■ Stored data entries:
▼▼▼

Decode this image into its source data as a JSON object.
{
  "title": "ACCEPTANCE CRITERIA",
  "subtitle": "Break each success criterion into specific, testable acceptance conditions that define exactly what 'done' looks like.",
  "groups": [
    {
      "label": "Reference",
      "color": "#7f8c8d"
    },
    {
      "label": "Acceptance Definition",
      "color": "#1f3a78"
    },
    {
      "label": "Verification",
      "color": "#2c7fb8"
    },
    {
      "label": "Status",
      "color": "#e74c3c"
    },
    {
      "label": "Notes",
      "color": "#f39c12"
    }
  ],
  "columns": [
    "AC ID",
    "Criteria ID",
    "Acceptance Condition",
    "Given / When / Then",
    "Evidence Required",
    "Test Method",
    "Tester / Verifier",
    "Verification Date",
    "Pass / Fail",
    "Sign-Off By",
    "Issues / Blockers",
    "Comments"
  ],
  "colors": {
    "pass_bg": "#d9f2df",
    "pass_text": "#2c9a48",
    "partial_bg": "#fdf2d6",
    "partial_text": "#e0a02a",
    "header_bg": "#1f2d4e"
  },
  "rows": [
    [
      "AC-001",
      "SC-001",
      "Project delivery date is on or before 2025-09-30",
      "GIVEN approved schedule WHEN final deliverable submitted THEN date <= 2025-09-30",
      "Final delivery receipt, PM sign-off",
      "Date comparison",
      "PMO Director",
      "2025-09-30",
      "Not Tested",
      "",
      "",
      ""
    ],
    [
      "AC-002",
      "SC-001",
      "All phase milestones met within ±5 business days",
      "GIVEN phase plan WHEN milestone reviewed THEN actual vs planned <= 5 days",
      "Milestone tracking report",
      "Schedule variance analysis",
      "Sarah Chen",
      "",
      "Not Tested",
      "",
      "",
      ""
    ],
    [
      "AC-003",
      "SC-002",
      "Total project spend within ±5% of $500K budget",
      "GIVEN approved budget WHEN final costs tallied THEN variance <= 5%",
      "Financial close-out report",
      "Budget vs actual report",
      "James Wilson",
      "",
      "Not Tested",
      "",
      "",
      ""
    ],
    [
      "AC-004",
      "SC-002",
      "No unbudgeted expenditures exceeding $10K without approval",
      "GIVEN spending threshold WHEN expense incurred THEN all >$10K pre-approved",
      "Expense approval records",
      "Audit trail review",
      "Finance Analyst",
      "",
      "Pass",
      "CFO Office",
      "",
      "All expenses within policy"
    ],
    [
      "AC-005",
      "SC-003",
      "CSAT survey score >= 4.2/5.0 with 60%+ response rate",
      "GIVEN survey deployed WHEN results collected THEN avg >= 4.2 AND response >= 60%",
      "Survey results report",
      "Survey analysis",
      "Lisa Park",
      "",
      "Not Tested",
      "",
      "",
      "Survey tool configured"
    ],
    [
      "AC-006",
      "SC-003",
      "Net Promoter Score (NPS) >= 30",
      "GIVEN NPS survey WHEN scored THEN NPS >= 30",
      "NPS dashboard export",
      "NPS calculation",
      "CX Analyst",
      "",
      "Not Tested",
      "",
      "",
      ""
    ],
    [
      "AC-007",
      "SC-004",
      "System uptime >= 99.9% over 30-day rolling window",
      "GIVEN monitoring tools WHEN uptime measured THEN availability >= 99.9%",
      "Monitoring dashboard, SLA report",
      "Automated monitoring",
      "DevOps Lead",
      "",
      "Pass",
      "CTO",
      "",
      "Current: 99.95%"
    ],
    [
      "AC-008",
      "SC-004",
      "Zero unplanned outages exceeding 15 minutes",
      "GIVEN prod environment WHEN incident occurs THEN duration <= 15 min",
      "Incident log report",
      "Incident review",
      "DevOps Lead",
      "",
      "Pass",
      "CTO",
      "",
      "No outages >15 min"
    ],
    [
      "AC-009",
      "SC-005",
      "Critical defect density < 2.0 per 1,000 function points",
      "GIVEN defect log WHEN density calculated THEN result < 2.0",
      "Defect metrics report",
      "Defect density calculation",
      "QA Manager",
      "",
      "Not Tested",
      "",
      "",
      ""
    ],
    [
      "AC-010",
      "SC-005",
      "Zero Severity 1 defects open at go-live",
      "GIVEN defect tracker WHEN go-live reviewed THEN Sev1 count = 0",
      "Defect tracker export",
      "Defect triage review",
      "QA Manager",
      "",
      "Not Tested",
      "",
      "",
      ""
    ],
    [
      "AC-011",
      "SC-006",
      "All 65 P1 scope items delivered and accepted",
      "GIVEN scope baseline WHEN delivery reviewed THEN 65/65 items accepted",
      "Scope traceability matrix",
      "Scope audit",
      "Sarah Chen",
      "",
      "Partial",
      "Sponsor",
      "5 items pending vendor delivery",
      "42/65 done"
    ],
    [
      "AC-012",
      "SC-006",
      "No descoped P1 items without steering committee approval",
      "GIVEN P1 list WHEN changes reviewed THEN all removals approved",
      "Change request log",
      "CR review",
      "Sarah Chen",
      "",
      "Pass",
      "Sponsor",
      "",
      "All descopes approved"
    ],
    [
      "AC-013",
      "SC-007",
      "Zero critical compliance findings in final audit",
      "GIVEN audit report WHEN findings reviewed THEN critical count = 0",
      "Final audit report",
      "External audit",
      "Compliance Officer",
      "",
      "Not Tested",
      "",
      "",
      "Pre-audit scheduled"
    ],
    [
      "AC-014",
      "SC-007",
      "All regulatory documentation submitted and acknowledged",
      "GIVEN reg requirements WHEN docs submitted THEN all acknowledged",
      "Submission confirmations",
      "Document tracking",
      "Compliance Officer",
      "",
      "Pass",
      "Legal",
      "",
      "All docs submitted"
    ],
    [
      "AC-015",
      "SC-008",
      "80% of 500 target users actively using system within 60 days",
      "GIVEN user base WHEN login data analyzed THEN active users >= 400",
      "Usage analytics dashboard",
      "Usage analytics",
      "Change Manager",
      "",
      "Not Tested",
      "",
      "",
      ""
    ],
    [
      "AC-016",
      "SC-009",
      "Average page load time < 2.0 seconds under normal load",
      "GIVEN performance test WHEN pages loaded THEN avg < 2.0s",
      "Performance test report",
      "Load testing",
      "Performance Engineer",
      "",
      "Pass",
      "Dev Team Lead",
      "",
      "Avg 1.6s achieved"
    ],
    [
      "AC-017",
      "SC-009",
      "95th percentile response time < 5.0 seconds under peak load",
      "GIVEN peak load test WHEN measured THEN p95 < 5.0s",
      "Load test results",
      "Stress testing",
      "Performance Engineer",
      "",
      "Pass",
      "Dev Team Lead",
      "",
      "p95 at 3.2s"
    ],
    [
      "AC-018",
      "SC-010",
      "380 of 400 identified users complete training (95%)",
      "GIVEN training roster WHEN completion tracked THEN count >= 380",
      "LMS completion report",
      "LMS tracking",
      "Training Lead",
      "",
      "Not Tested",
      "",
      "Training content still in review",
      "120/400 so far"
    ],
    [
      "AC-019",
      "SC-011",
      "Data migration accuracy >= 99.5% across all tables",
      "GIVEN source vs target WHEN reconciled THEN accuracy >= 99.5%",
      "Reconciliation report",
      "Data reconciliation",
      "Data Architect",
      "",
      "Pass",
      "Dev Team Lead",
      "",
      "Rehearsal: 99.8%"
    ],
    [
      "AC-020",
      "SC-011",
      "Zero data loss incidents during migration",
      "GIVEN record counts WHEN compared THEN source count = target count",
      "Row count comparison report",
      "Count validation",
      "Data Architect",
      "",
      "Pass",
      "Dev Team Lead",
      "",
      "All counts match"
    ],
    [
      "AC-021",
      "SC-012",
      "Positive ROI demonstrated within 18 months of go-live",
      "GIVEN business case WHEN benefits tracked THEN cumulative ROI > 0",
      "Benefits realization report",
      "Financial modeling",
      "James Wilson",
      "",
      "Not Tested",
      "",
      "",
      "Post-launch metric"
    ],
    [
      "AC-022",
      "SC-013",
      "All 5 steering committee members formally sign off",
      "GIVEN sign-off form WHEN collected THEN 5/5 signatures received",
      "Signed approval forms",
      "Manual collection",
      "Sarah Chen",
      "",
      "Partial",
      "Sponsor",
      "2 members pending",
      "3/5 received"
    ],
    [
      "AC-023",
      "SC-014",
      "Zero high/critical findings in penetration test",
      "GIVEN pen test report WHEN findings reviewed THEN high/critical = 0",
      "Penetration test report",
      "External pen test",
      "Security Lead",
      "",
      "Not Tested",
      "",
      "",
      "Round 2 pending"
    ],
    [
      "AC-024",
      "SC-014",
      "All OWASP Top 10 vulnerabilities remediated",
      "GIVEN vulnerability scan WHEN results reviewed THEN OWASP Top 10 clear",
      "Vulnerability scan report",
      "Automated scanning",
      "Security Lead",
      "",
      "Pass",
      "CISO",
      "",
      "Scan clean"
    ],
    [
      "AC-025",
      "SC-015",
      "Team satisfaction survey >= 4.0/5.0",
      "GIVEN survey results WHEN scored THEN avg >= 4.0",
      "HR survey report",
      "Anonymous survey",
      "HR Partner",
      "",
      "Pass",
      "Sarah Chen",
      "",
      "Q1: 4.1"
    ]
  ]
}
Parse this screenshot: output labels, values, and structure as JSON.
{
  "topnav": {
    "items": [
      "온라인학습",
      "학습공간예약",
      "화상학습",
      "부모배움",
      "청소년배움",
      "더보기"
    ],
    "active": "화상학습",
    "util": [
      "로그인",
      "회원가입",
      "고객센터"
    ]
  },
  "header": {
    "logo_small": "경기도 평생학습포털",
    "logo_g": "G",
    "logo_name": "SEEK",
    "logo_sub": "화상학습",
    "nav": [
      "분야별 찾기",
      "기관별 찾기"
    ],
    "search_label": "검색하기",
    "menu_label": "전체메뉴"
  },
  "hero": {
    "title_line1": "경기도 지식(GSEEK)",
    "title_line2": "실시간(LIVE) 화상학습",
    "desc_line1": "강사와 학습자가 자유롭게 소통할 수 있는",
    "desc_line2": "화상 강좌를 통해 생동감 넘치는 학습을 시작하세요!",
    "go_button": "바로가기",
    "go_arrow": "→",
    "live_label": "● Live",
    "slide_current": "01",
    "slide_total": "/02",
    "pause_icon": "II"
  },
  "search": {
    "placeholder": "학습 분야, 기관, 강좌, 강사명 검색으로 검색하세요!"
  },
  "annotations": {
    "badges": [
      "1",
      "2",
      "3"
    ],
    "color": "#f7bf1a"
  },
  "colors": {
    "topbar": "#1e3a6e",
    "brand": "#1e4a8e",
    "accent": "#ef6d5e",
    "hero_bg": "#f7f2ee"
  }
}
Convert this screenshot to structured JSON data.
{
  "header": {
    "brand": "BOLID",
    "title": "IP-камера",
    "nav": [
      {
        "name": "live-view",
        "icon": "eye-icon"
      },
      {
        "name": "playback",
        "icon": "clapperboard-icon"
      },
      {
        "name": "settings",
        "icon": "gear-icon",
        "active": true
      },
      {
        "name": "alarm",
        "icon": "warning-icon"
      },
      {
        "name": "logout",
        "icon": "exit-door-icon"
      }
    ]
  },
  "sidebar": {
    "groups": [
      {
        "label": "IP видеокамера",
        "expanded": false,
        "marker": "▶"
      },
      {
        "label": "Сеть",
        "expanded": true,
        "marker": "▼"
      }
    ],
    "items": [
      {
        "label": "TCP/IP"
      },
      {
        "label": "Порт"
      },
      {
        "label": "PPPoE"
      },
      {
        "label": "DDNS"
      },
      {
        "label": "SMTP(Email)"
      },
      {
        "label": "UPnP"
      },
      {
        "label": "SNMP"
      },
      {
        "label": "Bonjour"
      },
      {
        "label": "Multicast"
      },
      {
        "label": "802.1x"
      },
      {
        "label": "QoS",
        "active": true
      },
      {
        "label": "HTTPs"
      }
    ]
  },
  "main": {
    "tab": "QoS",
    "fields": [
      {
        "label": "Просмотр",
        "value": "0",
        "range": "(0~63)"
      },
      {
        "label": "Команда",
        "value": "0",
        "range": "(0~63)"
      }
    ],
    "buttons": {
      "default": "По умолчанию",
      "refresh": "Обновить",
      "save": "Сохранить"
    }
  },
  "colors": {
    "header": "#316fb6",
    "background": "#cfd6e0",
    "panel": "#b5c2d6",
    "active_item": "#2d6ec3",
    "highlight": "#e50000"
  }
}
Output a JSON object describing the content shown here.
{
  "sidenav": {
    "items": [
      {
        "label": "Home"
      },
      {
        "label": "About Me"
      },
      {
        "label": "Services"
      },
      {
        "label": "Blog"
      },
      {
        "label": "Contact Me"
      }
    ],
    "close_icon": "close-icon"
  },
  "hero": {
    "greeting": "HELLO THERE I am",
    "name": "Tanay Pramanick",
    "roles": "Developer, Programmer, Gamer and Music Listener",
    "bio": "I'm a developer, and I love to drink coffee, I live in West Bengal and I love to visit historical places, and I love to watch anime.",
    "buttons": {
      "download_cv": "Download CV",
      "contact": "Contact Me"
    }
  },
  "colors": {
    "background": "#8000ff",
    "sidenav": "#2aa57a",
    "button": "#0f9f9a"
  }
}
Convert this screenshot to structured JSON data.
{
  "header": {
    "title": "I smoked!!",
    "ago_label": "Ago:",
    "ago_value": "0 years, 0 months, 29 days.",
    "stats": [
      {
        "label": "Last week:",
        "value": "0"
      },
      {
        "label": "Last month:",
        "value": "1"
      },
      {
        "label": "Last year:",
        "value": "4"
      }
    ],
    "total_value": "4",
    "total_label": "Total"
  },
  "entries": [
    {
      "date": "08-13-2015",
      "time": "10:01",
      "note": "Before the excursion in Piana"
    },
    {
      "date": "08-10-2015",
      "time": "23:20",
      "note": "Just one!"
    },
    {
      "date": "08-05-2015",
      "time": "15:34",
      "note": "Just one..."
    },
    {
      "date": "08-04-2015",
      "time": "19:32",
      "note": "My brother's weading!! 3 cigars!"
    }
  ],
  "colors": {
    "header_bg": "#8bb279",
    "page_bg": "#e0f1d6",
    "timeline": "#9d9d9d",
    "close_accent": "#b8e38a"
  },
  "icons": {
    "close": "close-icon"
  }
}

▲▲▲

Out of the material above, gather each line where "outages" appears.

■ Task output:
      "Zero unplanned outages exceeding 15 minutes",
      "No outages >15 min"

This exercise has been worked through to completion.